● TASK PROMPT: Retype the whole listing verbatim and keep the pictures out of it.

● EXTRACTED DATA:

────────────────

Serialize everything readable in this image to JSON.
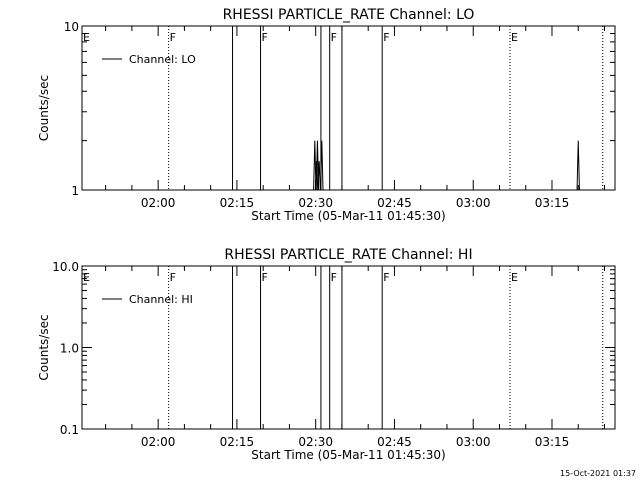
{
  "footer": {
    "timestamp": "15-Oct-2021 01:37"
  },
  "chart_data": [
    {
      "type": "line",
      "title": "RHESSI PARTICLE_RATE Channel: LO",
      "xlabel": "Start Time (05-Mar-11 01:45:30)",
      "ylabel": "Counts/sec",
      "y_scale": "log",
      "ylim": [
        1,
        10
      ],
      "y_ticks": [
        "1",
        "10"
      ],
      "x_start": "01:45:30",
      "x_end": "03:27:00",
      "x_ticks": [
        "02:00",
        "02:15",
        "02:30",
        "02:45",
        "03:00",
        "03:15"
      ],
      "legend": {
        "placement": "top-left",
        "entries": [
          "Channel: LO"
        ]
      },
      "grid": false,
      "markers": [
        {
          "time": "01:45:30",
          "label": "E",
          "style": "none"
        },
        {
          "time": "02:02:00",
          "label": "F",
          "style": "dotted"
        },
        {
          "time": "02:14:10",
          "label": "",
          "style": "solid"
        },
        {
          "time": "02:19:30",
          "label": "F",
          "style": "solid"
        },
        {
          "time": "02:31:00",
          "label": "",
          "style": "solid"
        },
        {
          "time": "02:32:40",
          "label": "F",
          "style": "solid"
        },
        {
          "time": "02:35:00",
          "label": "",
          "style": "solid"
        },
        {
          "time": "02:42:40",
          "label": "F",
          "style": "solid"
        },
        {
          "time": "03:07:00",
          "label": "E",
          "style": "dotted"
        },
        {
          "time": "03:24:40",
          "label": "",
          "style": "dotted"
        }
      ],
      "series": [
        {
          "name": "Channel: LO",
          "spikes": [
            {
              "time": "02:29:50",
              "value": 2
            },
            {
              "time": "02:30:10",
              "value": 1.5
            },
            {
              "time": "02:30:20",
              "value": 2
            },
            {
              "time": "02:30:40",
              "value": 1.5
            },
            {
              "time": "02:31:10",
              "value": 2
            },
            {
              "time": "03:20:00",
              "value": 2
            }
          ]
        }
      ]
    },
    {
      "type": "line",
      "title": "RHESSI PARTICLE_RATE Channel: HI",
      "xlabel": "Start Time (05-Mar-11 01:45:30)",
      "ylabel": "Counts/sec",
      "y_scale": "log",
      "ylim": [
        0.1,
        10
      ],
      "y_ticks": [
        "0.1",
        "1.0",
        "10.0"
      ],
      "x_start": "01:45:30",
      "x_end": "03:27:00",
      "x_ticks": [
        "02:00",
        "02:15",
        "02:30",
        "02:45",
        "03:00",
        "03:15"
      ],
      "legend": {
        "placement": "top-left",
        "entries": [
          "Channel: HI"
        ]
      },
      "grid": false,
      "markers": [
        {
          "time": "01:45:30",
          "label": "E",
          "style": "none"
        },
        {
          "time": "02:02:00",
          "label": "F",
          "style": "dotted"
        },
        {
          "time": "02:14:10",
          "label": "",
          "style": "solid"
        },
        {
          "time": "02:19:30",
          "label": "F",
          "style": "solid"
        },
        {
          "time": "02:31:00",
          "label": "",
          "style": "solid"
        },
        {
          "time": "02:32:40",
          "label": "F",
          "style": "solid"
        },
        {
          "time": "02:35:00",
          "label": "",
          "style": "solid"
        },
        {
          "time": "02:42:40",
          "label": "F",
          "style": "solid"
        },
        {
          "time": "03:07:00",
          "label": "E",
          "style": "dotted"
        },
        {
          "time": "03:24:40",
          "label": "",
          "style": "dotted"
        }
      ],
      "series": [
        {
          "name": "Channel: HI",
          "spikes": []
        }
      ]
    }
  ]
}
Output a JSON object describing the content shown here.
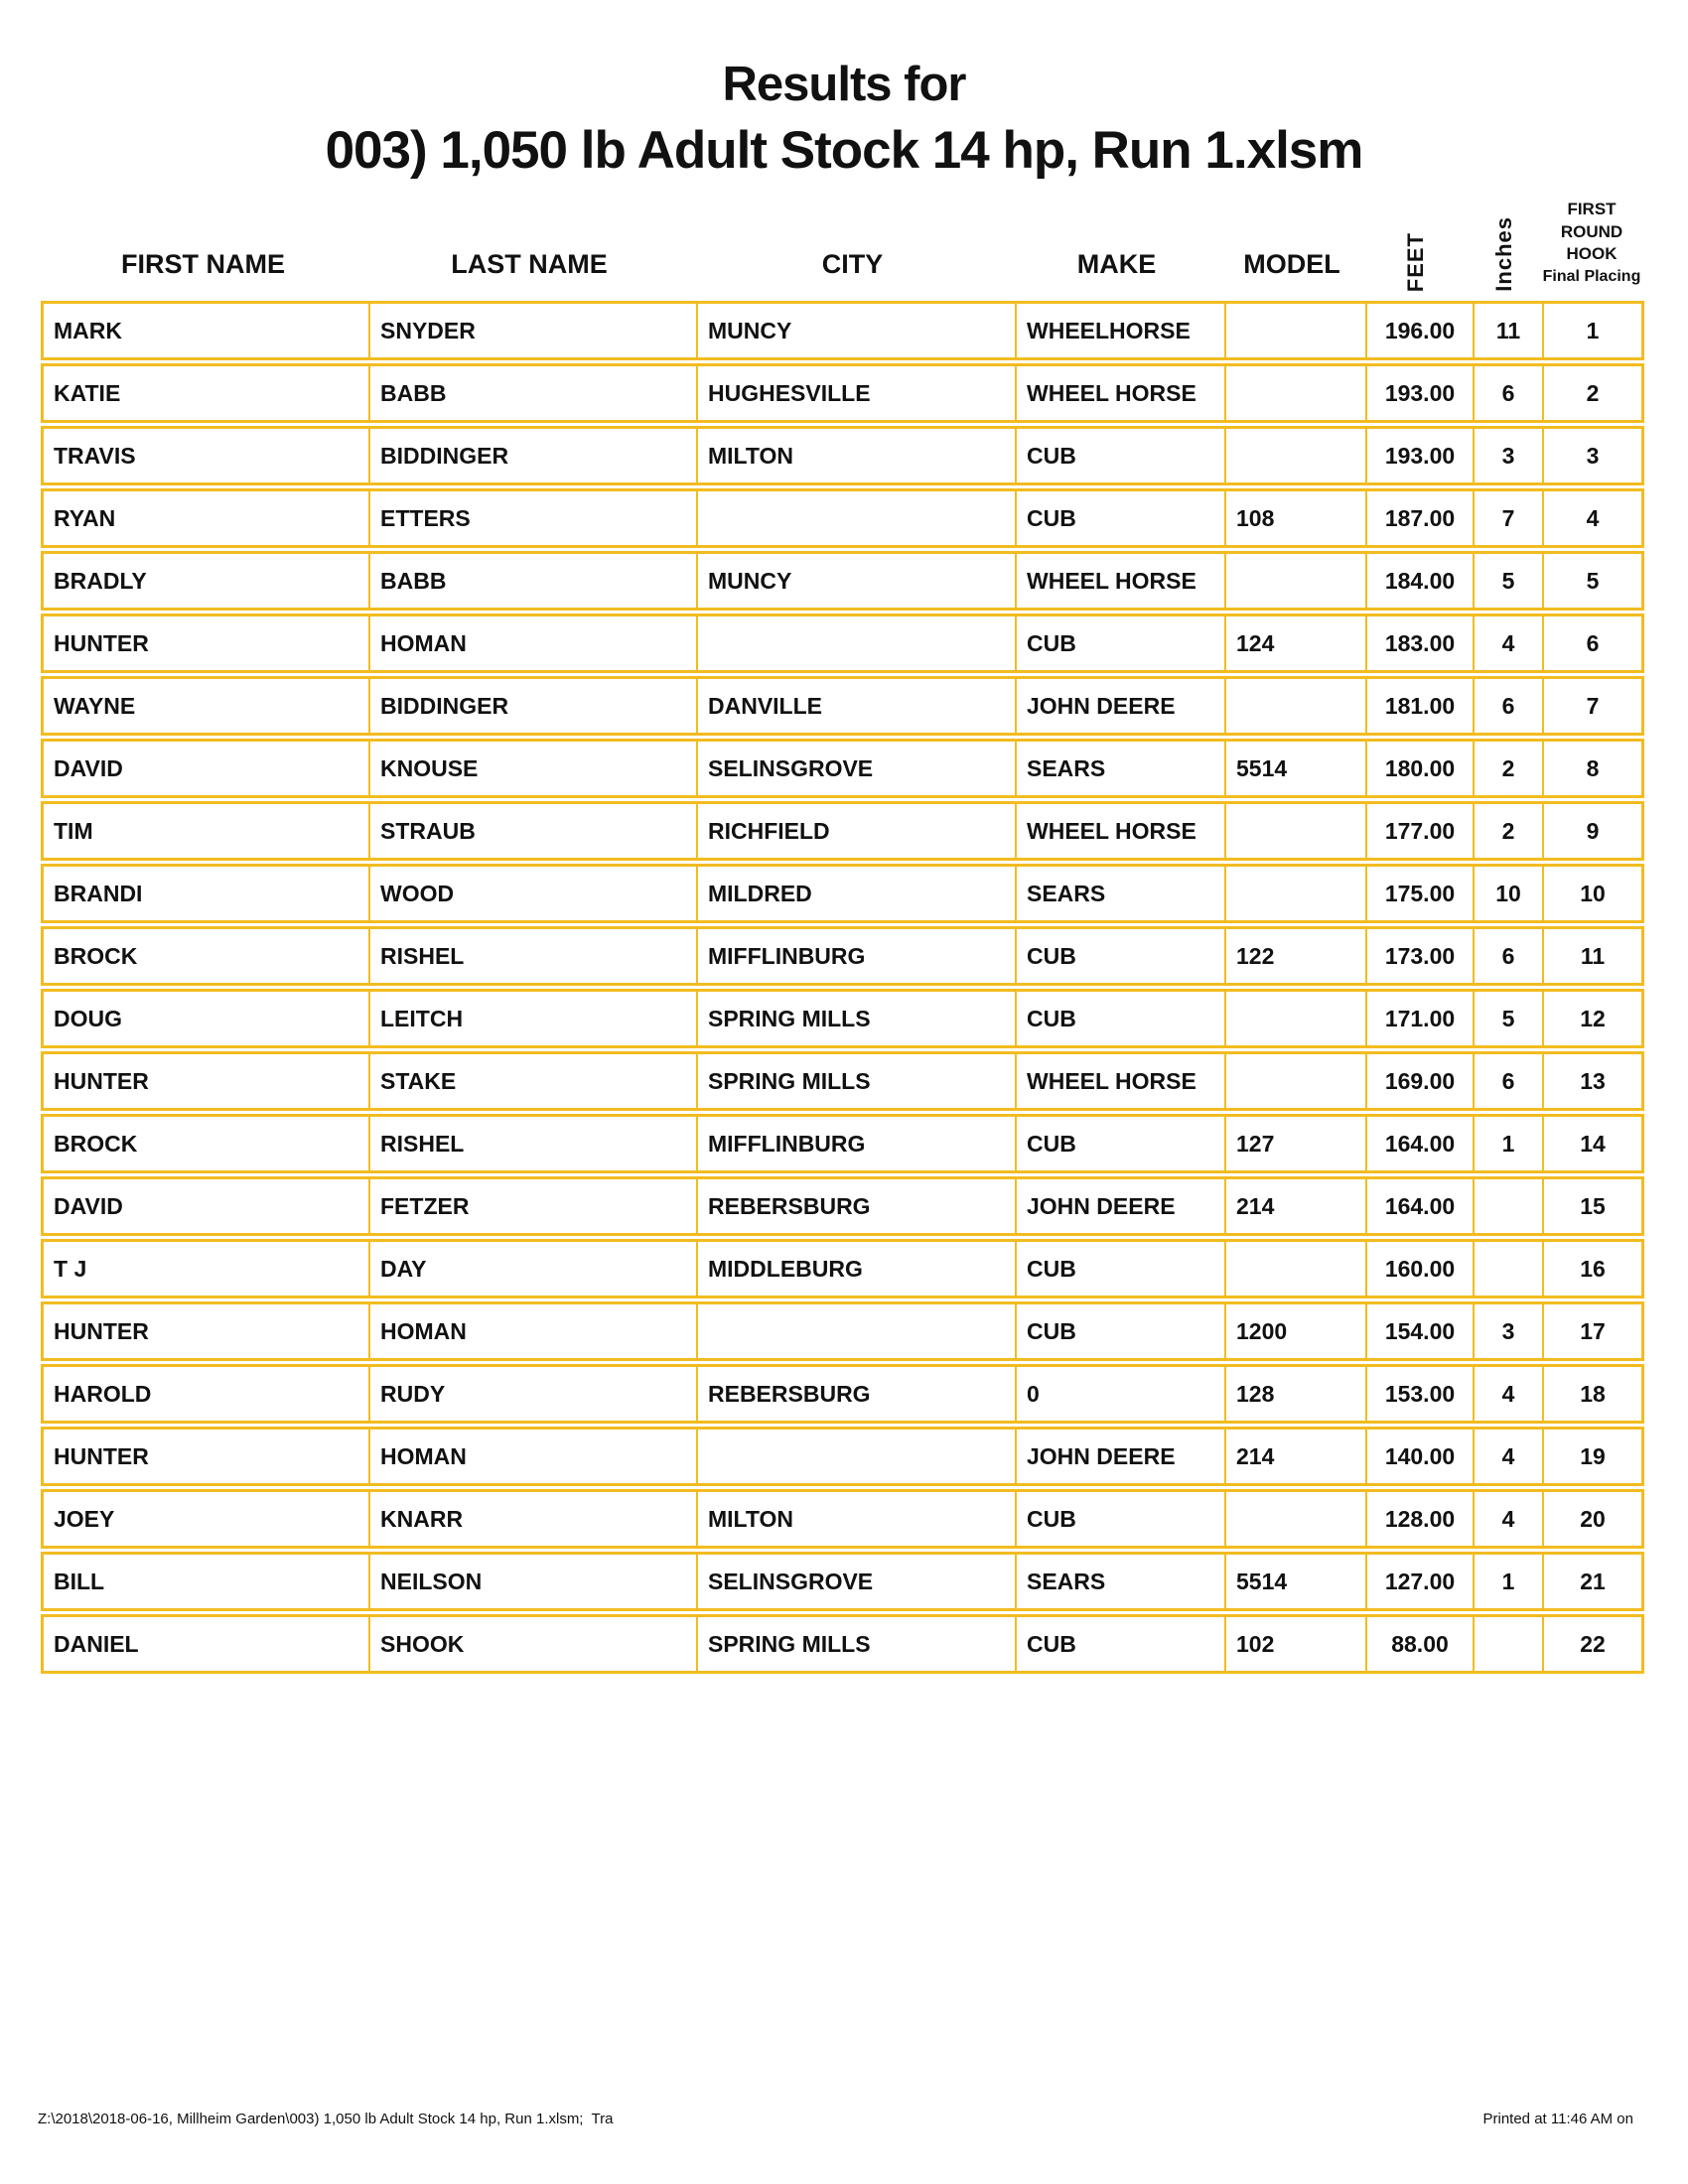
{
  "page": {
    "title": "Results for",
    "subtitle": "003) 1,050 lb Adult Stock 14 hp, Run 1.xlsm",
    "footer_left": "Z:\\2018\\2018-06-16, Millheim Garden\\003) 1,050 lb Adult Stock 14 hp, Run 1.xlsm;  Tra",
    "footer_right": "Printed at 11:46 AM on"
  },
  "table": {
    "border_color": "#F2BC20",
    "columns": [
      {
        "key": "first_name",
        "label": "FIRST NAME"
      },
      {
        "key": "last_name",
        "label": "LAST NAME"
      },
      {
        "key": "city",
        "label": "CITY"
      },
      {
        "key": "make",
        "label": "MAKE"
      },
      {
        "key": "model",
        "label": "MODEL"
      },
      {
        "key": "feet",
        "label": "FEET",
        "rotated": true
      },
      {
        "key": "inches",
        "label": "Inches",
        "rotated": true
      },
      {
        "key": "final_placing",
        "label_lines": [
          "FIRST ROUND",
          "HOOK",
          "Final Placing"
        ]
      }
    ],
    "rows": [
      [
        "MARK",
        "SNYDER",
        "MUNCY",
        "WHEELHORSE",
        "",
        "196.00",
        "11",
        "1"
      ],
      [
        "KATIE",
        "BABB",
        "HUGHESVILLE",
        "WHEEL HORSE",
        "",
        "193.00",
        "6",
        "2"
      ],
      [
        "TRAVIS",
        "BIDDINGER",
        "MILTON",
        "CUB",
        "",
        "193.00",
        "3",
        "3"
      ],
      [
        "RYAN",
        "ETTERS",
        "",
        "CUB",
        "108",
        "187.00",
        "7",
        "4"
      ],
      [
        "BRADLY",
        "BABB",
        "MUNCY",
        "WHEEL HORSE",
        "",
        "184.00",
        "5",
        "5"
      ],
      [
        "HUNTER",
        "HOMAN",
        "",
        "CUB",
        "124",
        "183.00",
        "4",
        "6"
      ],
      [
        "WAYNE",
        "BIDDINGER",
        "DANVILLE",
        "JOHN DEERE",
        "",
        "181.00",
        "6",
        "7"
      ],
      [
        "DAVID",
        "KNOUSE",
        "SELINSGROVE",
        "SEARS",
        "5514",
        "180.00",
        "2",
        "8"
      ],
      [
        "TIM",
        "STRAUB",
        "RICHFIELD",
        "WHEEL HORSE",
        "",
        "177.00",
        "2",
        "9"
      ],
      [
        "BRANDI",
        "WOOD",
        "MILDRED",
        "SEARS",
        "",
        "175.00",
        "10",
        "10"
      ],
      [
        "BROCK",
        "RISHEL",
        "MIFFLINBURG",
        "CUB",
        "122",
        "173.00",
        "6",
        "11"
      ],
      [
        "DOUG",
        "LEITCH",
        "SPRING MILLS",
        "CUB",
        "",
        "171.00",
        "5",
        "12"
      ],
      [
        "HUNTER",
        "STAKE",
        "SPRING MILLS",
        "WHEEL HORSE",
        "",
        "169.00",
        "6",
        "13"
      ],
      [
        "BROCK",
        "RISHEL",
        "MIFFLINBURG",
        "CUB",
        "127",
        "164.00",
        "1",
        "14"
      ],
      [
        "DAVID",
        "FETZER",
        "REBERSBURG",
        "JOHN DEERE",
        "214",
        "164.00",
        "",
        "15"
      ],
      [
        "T J",
        "DAY",
        "MIDDLEBURG",
        "CUB",
        "",
        "160.00",
        "",
        "16"
      ],
      [
        "HUNTER",
        "HOMAN",
        "",
        "CUB",
        "1200",
        "154.00",
        "3",
        "17"
      ],
      [
        "HAROLD",
        "RUDY",
        "REBERSBURG",
        "0",
        "128",
        "153.00",
        "4",
        "18"
      ],
      [
        "HUNTER",
        "HOMAN",
        "",
        "JOHN DEERE",
        "214",
        "140.00",
        "4",
        "19"
      ],
      [
        "JOEY",
        "KNARR",
        "MILTON",
        "CUB",
        "",
        "128.00",
        "4",
        "20"
      ],
      [
        "BILL",
        "NEILSON",
        "SELINSGROVE",
        "SEARS",
        "5514",
        "127.00",
        "1",
        "21"
      ],
      [
        "DANIEL",
        "SHOOK",
        "SPRING MILLS",
        "CUB",
        "102",
        "88.00",
        "",
        "22"
      ]
    ]
  }
}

────────────────

● RESULT FOR THIS EXERCISE:
Serialize everything readable in this image to JSON.
{
  "footer": {
    "timestamp": "15-Oct-2021 01:37"
  },
  "chart_data": [
    {
      "type": "line",
      "title": "RHESSI PARTICLE_RATE Channel: LO",
      "xlabel": "Start Time (05-Mar-11 01:45:30)",
      "ylabel": "Counts/sec",
      "y_scale": "log",
      "ylim": [
        1,
        10
      ],
      "y_ticks": [
        "1",
        "10"
      ],
      "x_start": "01:45:30",
      "x_end": "03:27:00",
      "x_ticks": [
        "02:00",
        "02:15",
        "02:30",
        "02:45",
        "03:00",
        "03:15"
      ],
      "legend": {
        "placement": "top-left",
        "entries": [
          "Channel: LO"
        ]
      },
      "grid": false,
      "markers": [
        {
          "time": "01:45:30",
          "label": "E",
          "style": "none"
        },
        {
          "time": "02:02:00",
          "label": "F",
          "style": "dotted"
        },
        {
          "time": "02:14:10",
          "label": "",
          "style": "solid"
        },
        {
          "time": "02:19:30",
          "label": "F",
          "style": "solid"
        },
        {
          "time": "02:31:00",
          "label": "",
          "style": "solid"
        },
        {
          "time": "02:32:40",
          "label": "F",
          "style": "solid"
        },
        {
          "time": "02:35:00",
          "label": "",
          "style": "solid"
        },
        {
          "time": "02:42:40",
          "label": "F",
          "style": "solid"
        },
        {
          "time": "03:07:00",
          "label": "E",
          "style": "dotted"
        },
        {
          "time": "03:24:40",
          "label": "",
          "style": "dotted"
        }
      ],
      "series": [
        {
          "name": "Channel: LO",
          "spikes": [
            {
              "time": "02:29:50",
              "value": 2
            },
            {
              "time": "02:30:10",
              "value": 1.5
            },
            {
              "time": "02:30:20",
              "value": 2
            },
            {
              "time": "02:30:40",
              "value": 1.5
            },
            {
              "time": "02:31:10",
              "value": 2
            },
            {
              "time": "03:20:00",
              "value": 2
            }
          ]
        }
      ]
    },
    {
      "type": "line",
      "title": "RHESSI PARTICLE_RATE Channel: HI",
      "xlabel": "Start Time (05-Mar-11 01:45:30)",
      "ylabel": "Counts/sec",
      "y_scale": "log",
      "ylim": [
        0.1,
        10
      ],
      "y_ticks": [
        "0.1",
        "1.0",
        "10.0"
      ],
      "x_start": "01:45:30",
      "x_end": "03:27:00",
      "x_ticks": [
        "02:00",
        "02:15",
        "02:30",
        "02:45",
        "03:00",
        "03:15"
      ],
      "legend": {
        "placement": "top-left",
        "entries": [
          "Channel: HI"
        ]
      },
      "grid": false,
      "markers": [
        {
          "time": "01:45:30",
          "label": "E",
          "style": "none"
        },
        {
          "time": "02:02:00",
          "label": "F",
          "style": "dotted"
        },
        {
          "time": "02:14:10",
          "label": "",
          "style": "solid"
        },
        {
          "time": "02:19:30",
          "label": "F",
          "style": "solid"
        },
        {
          "time": "02:31:00",
          "label": "",
          "style": "solid"
        },
        {
          "time": "02:32:40",
          "label": "F",
          "style": "solid"
        },
        {
          "time": "02:35:00",
          "label": "",
          "style": "solid"
        },
        {
          "time": "02:42:40",
          "label": "F",
          "style": "solid"
        },
        {
          "time": "03:07:00",
          "label": "E",
          "style": "dotted"
        },
        {
          "time": "03:24:40",
          "label": "",
          "style": "dotted"
        }
      ],
      "series": [
        {
          "name": "Channel: HI",
          "spikes": []
        }
      ]
    }
  ]
}
Output a JSON object describing the content shown here.
{
  "page": {
    "title": "Results for",
    "subtitle": "003) 1,050 lb Adult Stock 14 hp, Run 1.xlsm",
    "footer_left": "Z:\\2018\\2018-06-16, Millheim Garden\\003) 1,050 lb Adult Stock 14 hp, Run 1.xlsm;  Tra",
    "footer_right": "Printed at 11:46 AM on"
  },
  "table": {
    "border_color": "#F2BC20",
    "columns": [
      {
        "key": "first_name",
        "label": "FIRST NAME"
      },
      {
        "key": "last_name",
        "label": "LAST NAME"
      },
      {
        "key": "city",
        "label": "CITY"
      },
      {
        "key": "make",
        "label": "MAKE"
      },
      {
        "key": "model",
        "label": "MODEL"
      },
      {
        "key": "feet",
        "label": "FEET",
        "rotated": true
      },
      {
        "key": "inches",
        "label": "Inches",
        "rotated": true
      },
      {
        "key": "final_placing",
        "label_lines": [
          "FIRST ROUND",
          "HOOK",
          "Final Placing"
        ]
      }
    ],
    "rows": [
      [
        "MARK",
        "SNYDER",
        "MUNCY",
        "WHEELHORSE",
        "",
        "196.00",
        "11",
        "1"
      ],
      [
        "KATIE",
        "BABB",
        "HUGHESVILLE",
        "WHEEL HORSE",
        "",
        "193.00",
        "6",
        "2"
      ],
      [
        "TRAVIS",
        "BIDDINGER",
        "MILTON",
        "CUB",
        "",
        "193.00",
        "3",
        "3"
      ],
      [
        "RYAN",
        "ETTERS",
        "",
        "CUB",
        "108",
        "187.00",
        "7",
        "4"
      ],
      [
        "BRADLY",
        "BABB",
        "MUNCY",
        "WHEEL HORSE",
        "",
        "184.00",
        "5",
        "5"
      ],
      [
        "HUNTER",
        "HOMAN",
        "",
        "CUB",
        "124",
        "183.00",
        "4",
        "6"
      ],
      [
        "WAYNE",
        "BIDDINGER",
        "DANVILLE",
        "JOHN DEERE",
        "",
        "181.00",
        "6",
        "7"
      ],
      [
        "DAVID",
        "KNOUSE",
        "SELINSGROVE",
        "SEARS",
        "5514",
        "180.00",
        "2",
        "8"
      ],
      [
        "TIM",
        "STRAUB",
        "RICHFIELD",
        "WHEEL HORSE",
        "",
        "177.00",
        "2",
        "9"
      ],
      [
        "BRANDI",
        "WOOD",
        "MILDRED",
        "SEARS",
        "",
        "175.00",
        "10",
        "10"
      ],
      [
        "BROCK",
        "RISHEL",
        "MIFFLINBURG",
        "CUB",
        "122",
        "173.00",
        "6",
        "11"
      ],
      [
        "DOUG",
        "LEITCH",
        "SPRING MILLS",
        "CUB",
        "",
        "171.00",
        "5",
        "12"
      ],
      [
        "HUNTER",
        "STAKE",
        "SPRING MILLS",
        "WHEEL HORSE",
        "",
        "169.00",
        "6",
        "13"
      ],
      [
        "BROCK",
        "RISHEL",
        "MIFFLINBURG",
        "CUB",
        "127",
        "164.00",
        "1",
        "14"
      ],
      [
        "DAVID",
        "FETZER",
        "REBERSBURG",
        "JOHN DEERE",
        "214",
        "164.00",
        "",
        "15"
      ],
      [
        "T J",
        "DAY",
        "MIDDLEBURG",
        "CUB",
        "",
        "160.00",
        "",
        "16"
      ],
      [
        "HUNTER",
        "HOMAN",
        "",
        "CUB",
        "1200",
        "154.00",
        "3",
        "17"
      ],
      [
        "HAROLD",
        "RUDY",
        "REBERSBURG",
        "0",
        "128",
        "153.00",
        "4",
        "18"
      ],
      [
        "HUNTER",
        "HOMAN",
        "",
        "JOHN DEERE",
        "214",
        "140.00",
        "4",
        "19"
      ],
      [
        "JOEY",
        "KNARR",
        "MILTON",
        "CUB",
        "",
        "128.00",
        "4",
        "20"
      ],
      [
        "BILL",
        "NEILSON",
        "SELINSGROVE",
        "SEARS",
        "5514",
        "127.00",
        "1",
        "21"
      ],
      [
        "DANIEL",
        "SHOOK",
        "SPRING MILLS",
        "CUB",
        "102",
        "88.00",
        "",
        "22"
      ]
    ]
  }
}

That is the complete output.